» **Records shown**

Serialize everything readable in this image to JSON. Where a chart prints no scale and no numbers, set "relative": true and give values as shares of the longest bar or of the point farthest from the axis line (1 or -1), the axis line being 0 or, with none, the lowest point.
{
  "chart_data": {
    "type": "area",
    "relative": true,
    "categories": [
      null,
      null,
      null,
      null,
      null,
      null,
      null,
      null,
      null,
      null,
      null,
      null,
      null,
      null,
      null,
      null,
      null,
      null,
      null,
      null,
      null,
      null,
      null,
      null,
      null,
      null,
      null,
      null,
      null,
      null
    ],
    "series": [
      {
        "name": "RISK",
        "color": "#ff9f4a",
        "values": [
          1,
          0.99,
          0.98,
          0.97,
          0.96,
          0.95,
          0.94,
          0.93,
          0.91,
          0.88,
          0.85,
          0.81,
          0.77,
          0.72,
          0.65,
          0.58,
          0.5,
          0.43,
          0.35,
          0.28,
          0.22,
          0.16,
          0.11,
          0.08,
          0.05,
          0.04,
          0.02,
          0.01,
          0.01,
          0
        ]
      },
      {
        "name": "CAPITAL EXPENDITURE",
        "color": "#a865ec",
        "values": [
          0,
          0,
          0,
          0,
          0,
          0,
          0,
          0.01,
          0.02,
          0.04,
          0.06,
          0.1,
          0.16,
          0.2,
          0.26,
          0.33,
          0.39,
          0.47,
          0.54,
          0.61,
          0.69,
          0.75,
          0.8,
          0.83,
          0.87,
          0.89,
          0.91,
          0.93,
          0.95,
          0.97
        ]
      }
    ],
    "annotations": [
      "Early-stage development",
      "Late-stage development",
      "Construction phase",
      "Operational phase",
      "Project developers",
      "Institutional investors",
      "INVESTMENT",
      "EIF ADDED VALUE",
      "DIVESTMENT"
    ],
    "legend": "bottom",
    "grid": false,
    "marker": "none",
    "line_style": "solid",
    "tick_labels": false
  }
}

» **Written exercise**
Word for word, write out all of the data above.

» **Written response**
Serialize everything readable in this image to JSON. Where a chart prints no scale and no numbers, set "relative": true and give values as shares of the longest bar or of the point farthest from the axis line (1 or -1), the axis line being 0 or, with none, the lowest point.
{
  "chart_data": {
    "type": "area",
    "relative": true,
    "categories": [
      null,
      null,
      null,
      null,
      null,
      null,
      null,
      null,
      null,
      null,
      null,
      null,
      null,
      null,
      null,
      null,
      null,
      null,
      null,
      null,
      null,
      null,
      null,
      null,
      null,
      null,
      null,
      null,
      null,
      null
    ],
    "series": [
      {
        "name": "RISK",
        "color": "#ff9f4a",
        "values": [
          1,
          0.99,
          0.98,
          0.97,
          0.96,
          0.95,
          0.94,
          0.93,
          0.91,
          0.88,
          0.85,
          0.81,
          0.77,
          0.72,
          0.65,
          0.58,
          0.5,
          0.43,
          0.35,
          0.28,
          0.22,
          0.16,
          0.11,
          0.08,
          0.05,
          0.04,
          0.02,
          0.01,
          0.01,
          0
        ]
      },
      {
        "name": "CAPITAL EXPENDITURE",
        "color": "#a865ec",
        "values": [
          0,
          0,
          0,
          0,
          0,
          0,
          0,
          0.01,
          0.02,
          0.04,
          0.06,
          0.1,
          0.16,
          0.2,
          0.26,
          0.33,
          0.39,
          0.47,
          0.54,
          0.61,
          0.69,
          0.75,
          0.8,
          0.83,
          0.87,
          0.89,
          0.91,
          0.93,
          0.95,
          0.97
        ]
      }
    ],
    "annotations": [
      "Early-stage development",
      "Late-stage development",
      "Construction phase",
      "Operational phase",
      "Project developers",
      "Institutional investors",
      "INVESTMENT",
      "EIF ADDED VALUE",
      "DIVESTMENT"
    ],
    "legend": "bottom",
    "grid": false,
    "marker": "none",
    "line_style": "solid",
    "tick_labels": false
  }
}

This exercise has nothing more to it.